[Collection entries]
━━━━━━

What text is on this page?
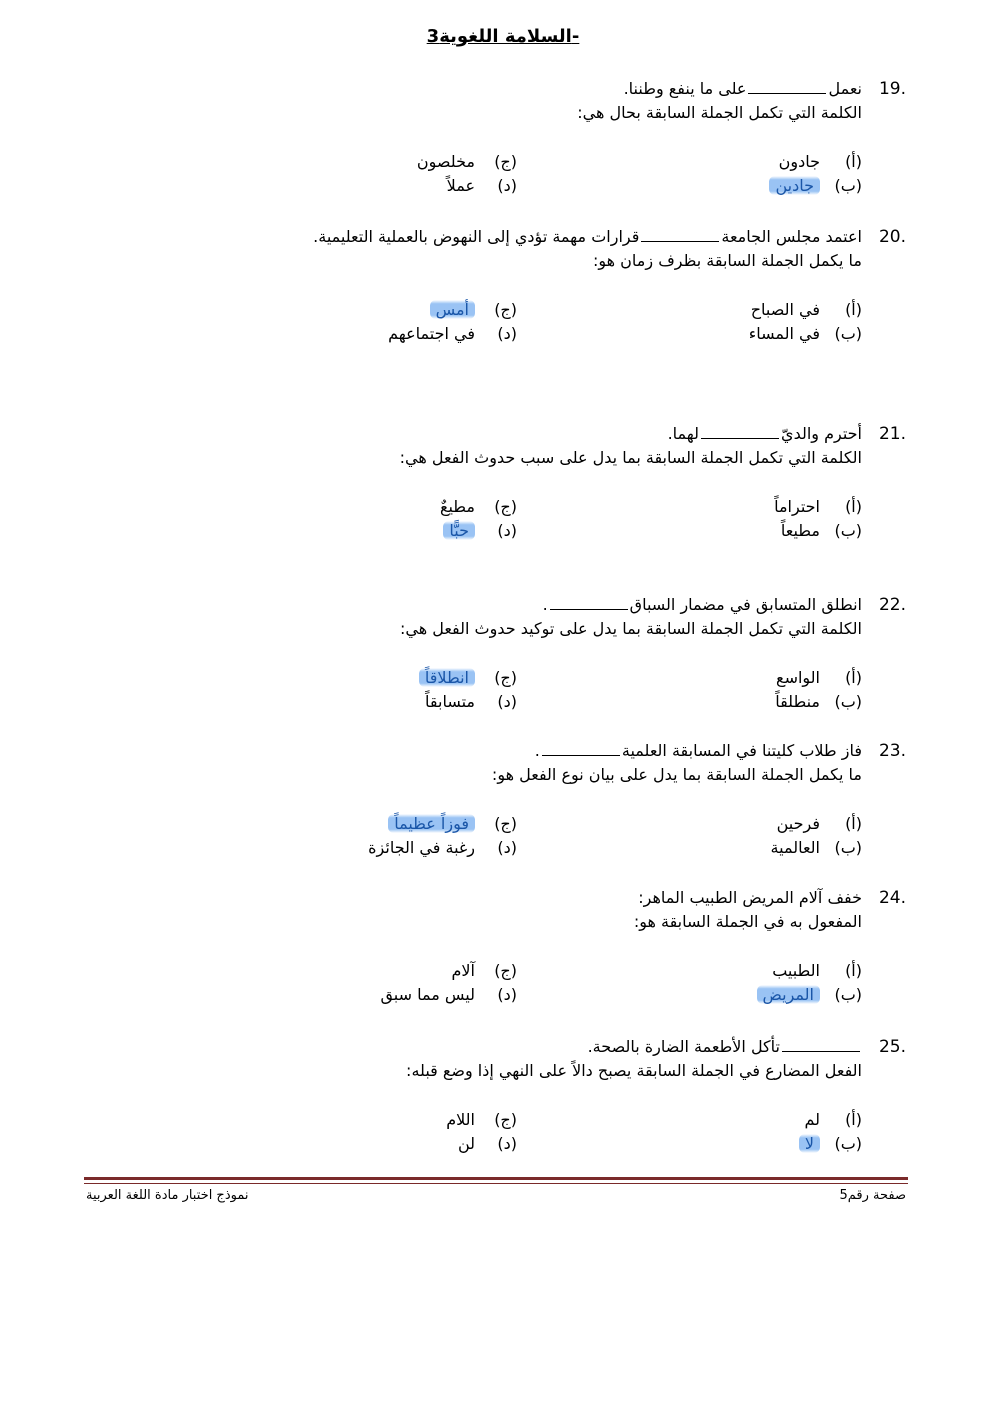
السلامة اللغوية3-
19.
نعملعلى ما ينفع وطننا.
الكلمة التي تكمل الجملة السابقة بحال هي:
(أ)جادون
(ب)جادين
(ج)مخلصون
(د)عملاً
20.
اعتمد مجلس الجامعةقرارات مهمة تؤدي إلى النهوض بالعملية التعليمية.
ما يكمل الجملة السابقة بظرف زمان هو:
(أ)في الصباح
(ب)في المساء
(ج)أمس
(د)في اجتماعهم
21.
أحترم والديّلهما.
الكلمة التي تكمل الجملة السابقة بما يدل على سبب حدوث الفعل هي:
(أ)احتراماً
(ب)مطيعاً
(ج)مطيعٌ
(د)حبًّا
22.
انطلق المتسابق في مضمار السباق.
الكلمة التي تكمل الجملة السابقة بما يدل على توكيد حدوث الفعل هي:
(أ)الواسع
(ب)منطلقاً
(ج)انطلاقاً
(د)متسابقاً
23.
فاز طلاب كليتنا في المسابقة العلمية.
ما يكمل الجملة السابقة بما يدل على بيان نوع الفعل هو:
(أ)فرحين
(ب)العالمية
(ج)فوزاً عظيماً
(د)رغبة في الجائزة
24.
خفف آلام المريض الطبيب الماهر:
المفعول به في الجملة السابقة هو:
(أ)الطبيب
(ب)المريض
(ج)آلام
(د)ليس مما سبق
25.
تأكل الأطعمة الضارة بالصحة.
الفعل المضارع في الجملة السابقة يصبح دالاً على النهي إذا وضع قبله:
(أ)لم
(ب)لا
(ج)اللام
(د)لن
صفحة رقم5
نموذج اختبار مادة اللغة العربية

━━━━━━

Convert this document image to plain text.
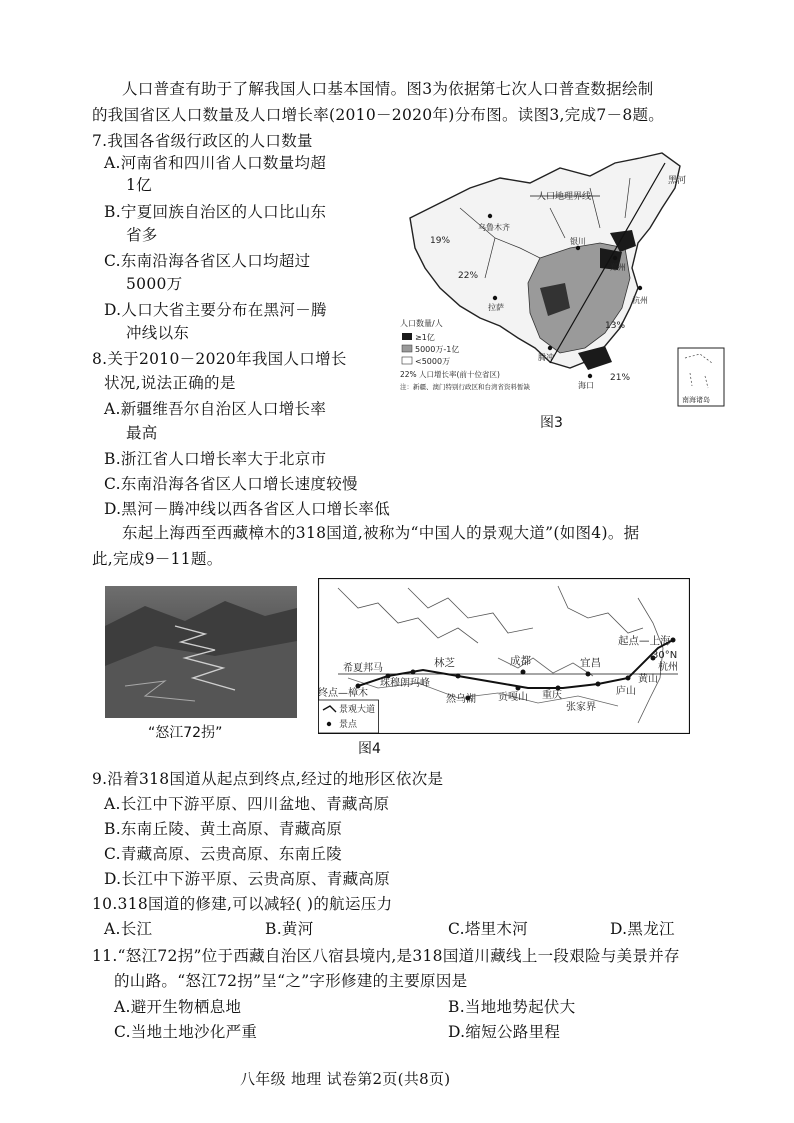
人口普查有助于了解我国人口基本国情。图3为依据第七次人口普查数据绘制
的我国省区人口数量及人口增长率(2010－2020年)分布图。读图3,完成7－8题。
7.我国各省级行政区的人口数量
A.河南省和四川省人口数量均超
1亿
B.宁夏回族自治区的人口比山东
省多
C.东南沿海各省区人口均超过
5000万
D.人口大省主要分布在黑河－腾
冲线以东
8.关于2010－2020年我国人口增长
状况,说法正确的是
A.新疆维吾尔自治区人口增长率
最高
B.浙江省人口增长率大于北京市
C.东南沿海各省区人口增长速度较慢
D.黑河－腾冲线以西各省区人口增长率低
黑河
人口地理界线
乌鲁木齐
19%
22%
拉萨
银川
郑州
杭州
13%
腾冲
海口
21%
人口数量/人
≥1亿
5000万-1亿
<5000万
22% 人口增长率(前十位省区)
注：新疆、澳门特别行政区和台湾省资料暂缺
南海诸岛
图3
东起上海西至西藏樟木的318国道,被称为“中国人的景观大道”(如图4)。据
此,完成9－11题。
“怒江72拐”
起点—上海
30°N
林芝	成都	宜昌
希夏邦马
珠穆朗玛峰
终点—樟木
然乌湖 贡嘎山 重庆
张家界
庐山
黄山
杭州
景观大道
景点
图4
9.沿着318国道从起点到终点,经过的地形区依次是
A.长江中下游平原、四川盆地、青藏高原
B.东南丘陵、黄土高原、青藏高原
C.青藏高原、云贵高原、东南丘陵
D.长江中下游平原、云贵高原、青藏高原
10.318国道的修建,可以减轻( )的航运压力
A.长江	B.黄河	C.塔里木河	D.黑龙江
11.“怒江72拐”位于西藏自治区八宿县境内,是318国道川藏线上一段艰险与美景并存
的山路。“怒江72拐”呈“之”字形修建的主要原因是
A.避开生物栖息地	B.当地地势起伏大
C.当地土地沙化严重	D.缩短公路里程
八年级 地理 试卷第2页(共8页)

━━━━━━

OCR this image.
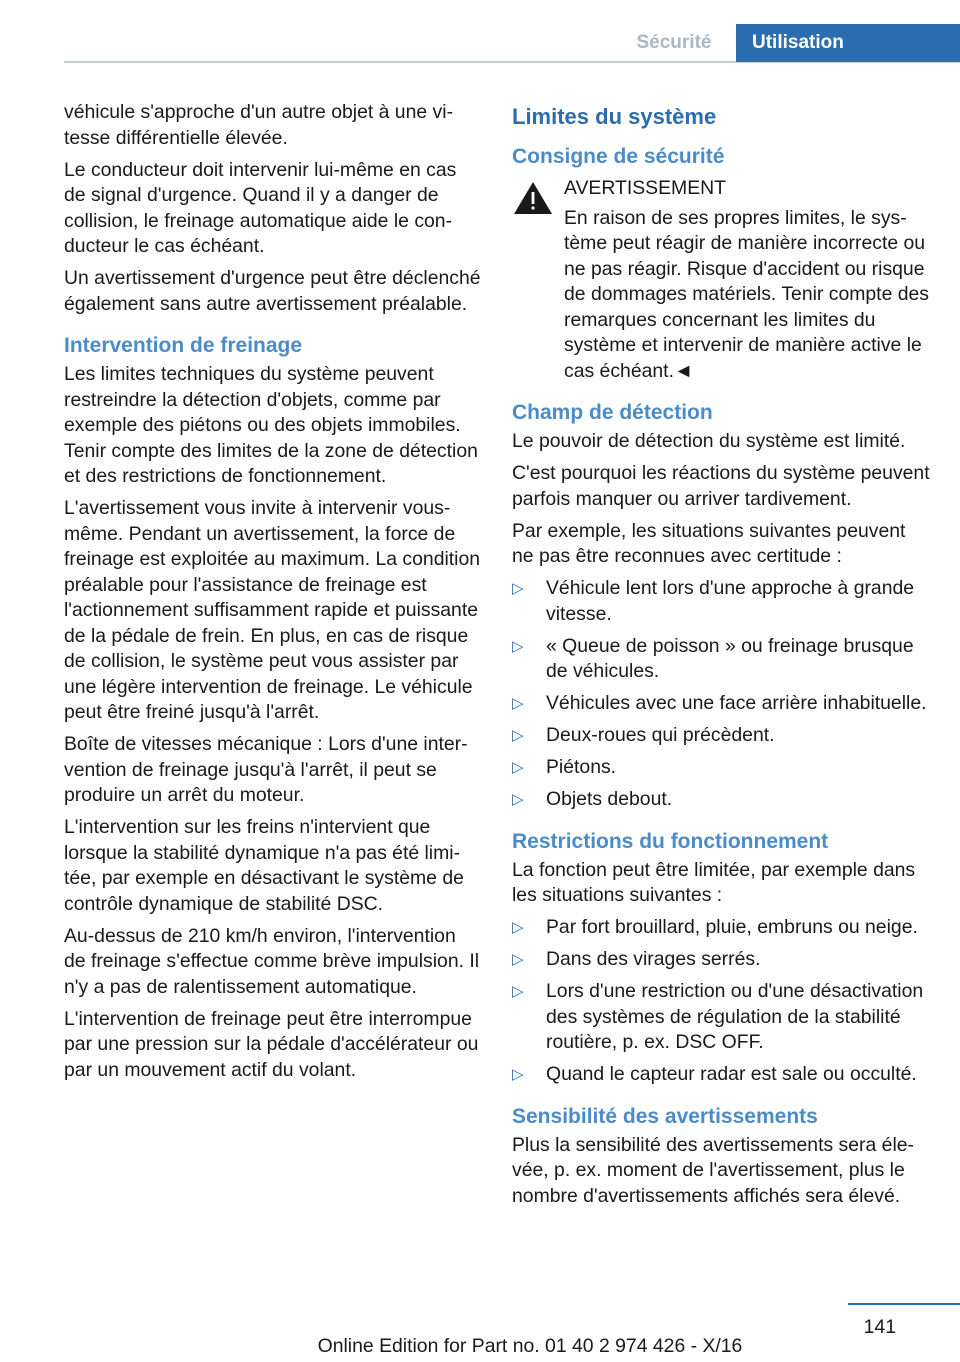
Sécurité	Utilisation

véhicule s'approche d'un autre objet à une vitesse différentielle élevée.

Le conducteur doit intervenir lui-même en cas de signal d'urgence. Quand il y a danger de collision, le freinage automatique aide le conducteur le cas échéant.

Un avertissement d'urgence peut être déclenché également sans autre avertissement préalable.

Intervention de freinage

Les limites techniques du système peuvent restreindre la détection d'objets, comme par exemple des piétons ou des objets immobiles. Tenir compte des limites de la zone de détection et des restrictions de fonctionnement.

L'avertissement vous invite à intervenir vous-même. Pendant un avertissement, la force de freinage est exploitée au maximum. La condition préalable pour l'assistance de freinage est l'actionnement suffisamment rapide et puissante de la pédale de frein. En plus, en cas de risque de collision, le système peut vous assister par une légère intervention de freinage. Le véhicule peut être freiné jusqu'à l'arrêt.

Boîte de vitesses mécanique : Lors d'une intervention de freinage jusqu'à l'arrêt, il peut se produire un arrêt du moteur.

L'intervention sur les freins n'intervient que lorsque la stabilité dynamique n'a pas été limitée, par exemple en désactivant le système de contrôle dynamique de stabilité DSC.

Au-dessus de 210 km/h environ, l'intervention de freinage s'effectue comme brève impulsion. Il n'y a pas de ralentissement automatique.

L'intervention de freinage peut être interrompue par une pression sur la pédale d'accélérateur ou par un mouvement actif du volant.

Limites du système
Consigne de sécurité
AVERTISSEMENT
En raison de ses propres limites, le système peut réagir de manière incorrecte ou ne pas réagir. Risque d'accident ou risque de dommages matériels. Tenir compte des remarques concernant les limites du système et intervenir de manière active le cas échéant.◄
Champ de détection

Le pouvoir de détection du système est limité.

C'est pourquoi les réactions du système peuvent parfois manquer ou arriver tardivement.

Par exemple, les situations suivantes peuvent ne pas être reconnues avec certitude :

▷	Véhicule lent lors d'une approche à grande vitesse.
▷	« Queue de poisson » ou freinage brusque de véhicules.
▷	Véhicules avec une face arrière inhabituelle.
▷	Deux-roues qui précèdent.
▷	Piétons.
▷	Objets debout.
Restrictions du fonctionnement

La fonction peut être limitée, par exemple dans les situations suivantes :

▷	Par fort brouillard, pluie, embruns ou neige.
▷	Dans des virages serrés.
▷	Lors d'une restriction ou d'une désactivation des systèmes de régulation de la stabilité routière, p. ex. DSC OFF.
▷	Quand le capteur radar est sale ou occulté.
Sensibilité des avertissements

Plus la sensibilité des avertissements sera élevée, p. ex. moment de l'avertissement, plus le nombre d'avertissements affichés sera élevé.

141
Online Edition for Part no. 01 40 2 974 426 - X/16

━━━━━━

What is required
Return all lines containing "青藏高原".

Solved exercise
A.长江中下游平原、四川盆地、青藏高原
B.东南丘陵、黄土高原、青藏高原
C.青藏高原、云贵高原、东南丘陵
D.长江中下游平原、云贵高原、青藏高原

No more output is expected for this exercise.